• [JOB]: The entries below are to be written out again without alteration.

• [DATA TO USE]:
::::::

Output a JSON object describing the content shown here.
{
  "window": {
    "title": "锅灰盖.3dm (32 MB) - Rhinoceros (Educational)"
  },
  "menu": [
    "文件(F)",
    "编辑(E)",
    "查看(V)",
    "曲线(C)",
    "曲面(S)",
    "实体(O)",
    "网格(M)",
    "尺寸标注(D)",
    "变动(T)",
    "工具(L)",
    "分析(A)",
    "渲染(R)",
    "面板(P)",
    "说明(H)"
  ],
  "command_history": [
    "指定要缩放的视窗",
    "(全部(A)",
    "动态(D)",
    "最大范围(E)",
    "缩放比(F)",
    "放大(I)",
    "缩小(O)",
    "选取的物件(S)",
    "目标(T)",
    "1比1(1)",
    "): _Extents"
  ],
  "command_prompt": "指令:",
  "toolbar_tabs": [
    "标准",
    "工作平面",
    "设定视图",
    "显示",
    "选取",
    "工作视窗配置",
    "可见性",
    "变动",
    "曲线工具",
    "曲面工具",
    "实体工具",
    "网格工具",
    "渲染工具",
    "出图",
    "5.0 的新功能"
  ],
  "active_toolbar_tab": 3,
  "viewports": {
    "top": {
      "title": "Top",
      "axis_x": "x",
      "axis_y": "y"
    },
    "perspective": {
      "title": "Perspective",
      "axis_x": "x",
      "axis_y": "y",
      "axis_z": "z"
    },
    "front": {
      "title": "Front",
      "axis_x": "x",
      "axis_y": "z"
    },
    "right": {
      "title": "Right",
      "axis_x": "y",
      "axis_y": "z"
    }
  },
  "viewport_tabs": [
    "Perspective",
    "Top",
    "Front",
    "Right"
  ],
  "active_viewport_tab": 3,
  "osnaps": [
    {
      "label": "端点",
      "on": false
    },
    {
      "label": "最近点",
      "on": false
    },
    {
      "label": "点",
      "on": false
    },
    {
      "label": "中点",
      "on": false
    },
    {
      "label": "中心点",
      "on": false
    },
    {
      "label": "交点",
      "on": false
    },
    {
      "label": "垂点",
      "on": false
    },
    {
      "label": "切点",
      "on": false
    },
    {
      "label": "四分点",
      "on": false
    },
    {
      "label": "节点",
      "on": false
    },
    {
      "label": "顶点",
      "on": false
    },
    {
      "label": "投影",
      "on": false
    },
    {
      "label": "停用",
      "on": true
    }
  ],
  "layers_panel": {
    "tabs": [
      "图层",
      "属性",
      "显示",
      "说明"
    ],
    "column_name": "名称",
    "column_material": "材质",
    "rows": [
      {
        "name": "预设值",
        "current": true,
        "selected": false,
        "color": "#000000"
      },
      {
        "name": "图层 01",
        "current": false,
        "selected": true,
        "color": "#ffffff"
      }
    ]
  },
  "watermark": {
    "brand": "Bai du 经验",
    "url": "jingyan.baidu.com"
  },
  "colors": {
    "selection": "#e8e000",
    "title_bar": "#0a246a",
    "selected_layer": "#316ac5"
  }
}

::::::

• [SOLUTION BELOW]:
Output a JSON object describing the content shown here.
{
  "window": {
    "title": "锅灰盖.3dm (32 MB) - Rhinoceros (Educational)"
  },
  "menu": [
    "文件(F)",
    "编辑(E)",
    "查看(V)",
    "曲线(C)",
    "曲面(S)",
    "实体(O)",
    "网格(M)",
    "尺寸标注(D)",
    "变动(T)",
    "工具(L)",
    "分析(A)",
    "渲染(R)",
    "面板(P)",
    "说明(H)"
  ],
  "command_history": [
    "指定要缩放的视窗",
    "(全部(A)",
    "动态(D)",
    "最大范围(E)",
    "缩放比(F)",
    "放大(I)",
    "缩小(O)",
    "选取的物件(S)",
    "目标(T)",
    "1比1(1)",
    "): _Extents"
  ],
  "command_prompt": "指令:",
  "toolbar_tabs": [
    "标准",
    "工作平面",
    "设定视图",
    "显示",
    "选取",
    "工作视窗配置",
    "可见性",
    "变动",
    "曲线工具",
    "曲面工具",
    "实体工具",
    "网格工具",
    "渲染工具",
    "出图",
    "5.0 的新功能"
  ],
  "active_toolbar_tab": 3,
  "viewports": {
    "top": {
      "title": "Top",
      "axis_x": "x",
      "axis_y": "y"
    },
    "perspective": {
      "title": "Perspective",
      "axis_x": "x",
      "axis_y": "y",
      "axis_z": "z"
    },
    "front": {
      "title": "Front",
      "axis_x": "x",
      "axis_y": "z"
    },
    "right": {
      "title": "Right",
      "axis_x": "y",
      "axis_y": "z"
    }
  },
  "viewport_tabs": [
    "Perspective",
    "Top",
    "Front",
    "Right"
  ],
  "active_viewport_tab": 3,
  "osnaps": [
    {
      "label": "端点",
      "on": false
    },
    {
      "label": "最近点",
      "on": false
    },
    {
      "label": "点",
      "on": false
    },
    {
      "label": "中点",
      "on": false
    },
    {
      "label": "中心点",
      "on": false
    },
    {
      "label": "交点",
      "on": false
    },
    {
      "label": "垂点",
      "on": false
    },
    {
      "label": "切点",
      "on": false
    },
    {
      "label": "四分点",
      "on": false
    },
    {
      "label": "节点",
      "on": false
    },
    {
      "label": "顶点",
      "on": false
    },
    {
      "label": "投影",
      "on": false
    },
    {
      "label": "停用",
      "on": true
    }
  ],
  "layers_panel": {
    "tabs": [
      "图层",
      "属性",
      "显示",
      "说明"
    ],
    "column_name": "名称",
    "column_material": "材质",
    "rows": [
      {
        "name": "预设值",
        "current": true,
        "selected": false,
        "color": "#000000"
      },
      {
        "name": "图层 01",
        "current": false,
        "selected": true,
        "color": "#ffffff"
      }
    ]
  },
  "watermark": {
    "brand": "Bai du 经验",
    "url": "jingyan.baidu.com"
  },
  "colors": {
    "selection": "#e8e000",
    "title_bar": "#0a246a",
    "selected_layer": "#316ac5"
  }
}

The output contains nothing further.